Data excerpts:
※
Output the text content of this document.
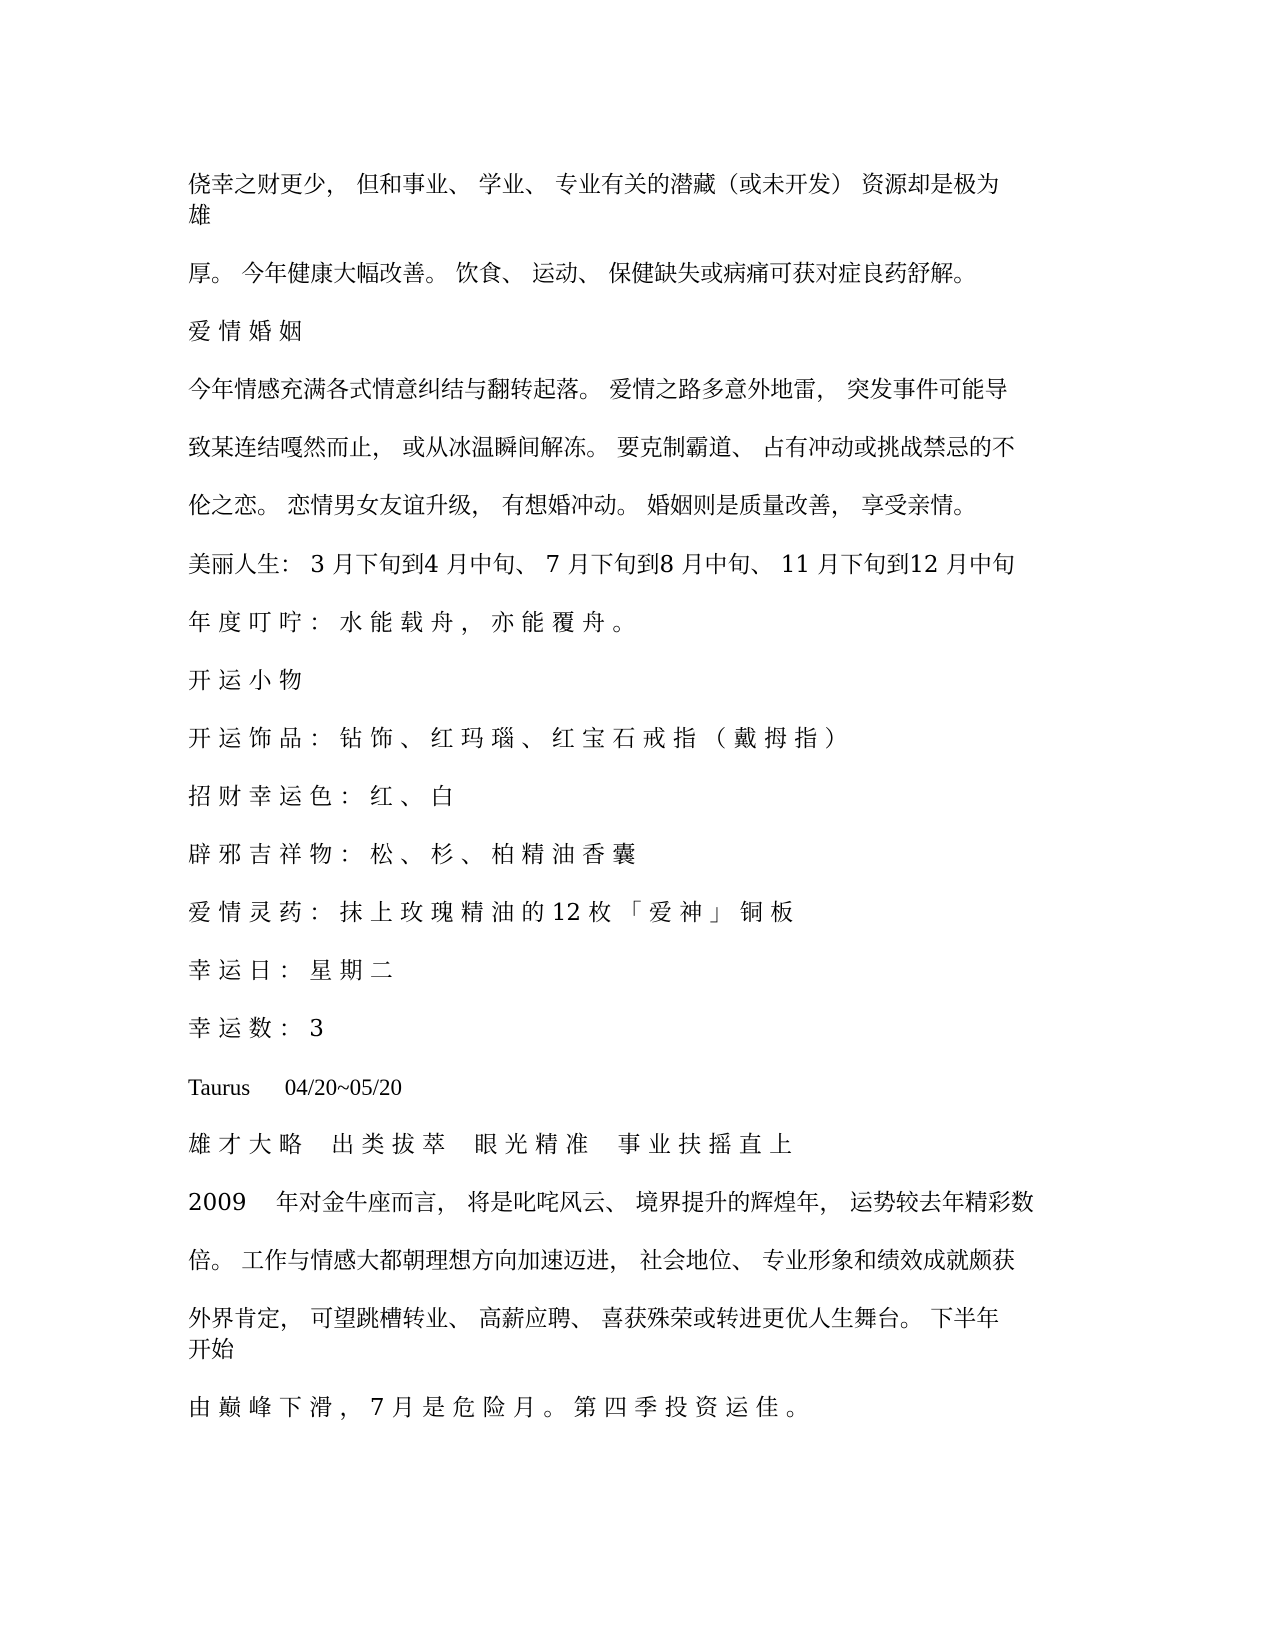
侥幸之财更少， 但和事业、 学业、 专业有关的潜藏（或未开发） 资源却是极为

雄

厚。 今年健康大幅改善。 饮食、 运动、 保健缺失或病痛可获对症良药舒解。

爱 情 婚 姻

今年情感充满各式情意纠结与翻转起落。 爱情之路多意外地雷， 突发事件可能导

致某连结嘎然而止， 或从冰温瞬间解冻。 要克制霸道、 占有冲动或挑战禁忌的不

伦之恋。 恋情男女友谊升级， 有想婚冲动。 婚姻则是质量改善， 享受亲情。

美丽人生： 3 月下旬到4 月中旬、 7 月下旬到8 月中旬、 11 月下旬到12 月中旬

年 度 叮 咛 ： 水 能 载 舟 ， 亦 能 覆 舟 。

开 运 小 物

开 运 饰 品 ： 钻 饰 、 红 玛 瑙 、 红 宝 石 戒 指 （ 戴 拇 指 ）

招 财 幸 运 色 ： 红 、 白

辟 邪 吉 祥 物 ： 松 、 杉 、 柏 精 油 香 囊

爱 情 灵 药 ： 抹 上 玫 瑰 精 油 的 12 枚 「 爱 神 」 铜 板

幸 运 日 ： 星 期 二

幸 运 数 ： 3

Taurus      04/20~05/20

雄 才 大 略    出 类 拔 萃    眼 光 精 准    事 业 扶 摇 直 上

2009    年对金牛座而言， 将是叱咤风云、 境界提升的辉煌年， 运势较去年精彩数

倍。 工作与情感大都朝理想方向加速迈进， 社会地位、 专业形象和绩效成就颇获

外界肯定， 可望跳槽转业、 高薪应聘、 喜获殊荣或转进更优人生舞台。 下半年

开始

由 巅 峰 下 滑 ， 7 月 是 危 险 月 。 第 四 季 投 资 运 佳 。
※
• _Problem statement_
Leave the images out and output the remaining material exactly as it stands.

• _Problem solution_
Output the text content of this document.
侥幸之财更少， 但和事业、 学业、 专业有关的潜藏（或未开发） 资源却是极为

雄

厚。 今年健康大幅改善。 饮食、 运动、 保健缺失或病痛可获对症良药舒解。

爱 情 婚 姻

今年情感充满各式情意纠结与翻转起落。 爱情之路多意外地雷， 突发事件可能导

致某连结嘎然而止， 或从冰温瞬间解冻。 要克制霸道、 占有冲动或挑战禁忌的不

伦之恋。 恋情男女友谊升级， 有想婚冲动。 婚姻则是质量改善， 享受亲情。

美丽人生： 3 月下旬到4 月中旬、 7 月下旬到8 月中旬、 11 月下旬到12 月中旬

年 度 叮 咛 ： 水 能 载 舟 ， 亦 能 覆 舟 。

开 运 小 物

开 运 饰 品 ： 钻 饰 、 红 玛 瑙 、 红 宝 石 戒 指 （ 戴 拇 指 ）

招 财 幸 运 色 ： 红 、 白

辟 邪 吉 祥 物 ： 松 、 杉 、 柏 精 油 香 囊

爱 情 灵 药 ： 抹 上 玫 瑰 精 油 的 12 枚 「 爱 神 」 铜 板

幸 运 日 ： 星 期 二

幸 运 数 ： 3

Taurus      04/20~05/20

雄 才 大 略    出 类 拔 萃    眼 光 精 准    事 业 扶 摇 直 上

2009    年对金牛座而言， 将是叱咤风云、 境界提升的辉煌年， 运势较去年精彩数

倍。 工作与情感大都朝理想方向加速迈进， 社会地位、 专业形象和绩效成就颇获

外界肯定， 可望跳槽转业、 高薪应聘、 喜获殊荣或转进更优人生舞台。 下半年

开始

由 巅 峰 下 滑 ， 7 月 是 危 险 月 。 第 四 季 投 资 运 佳 。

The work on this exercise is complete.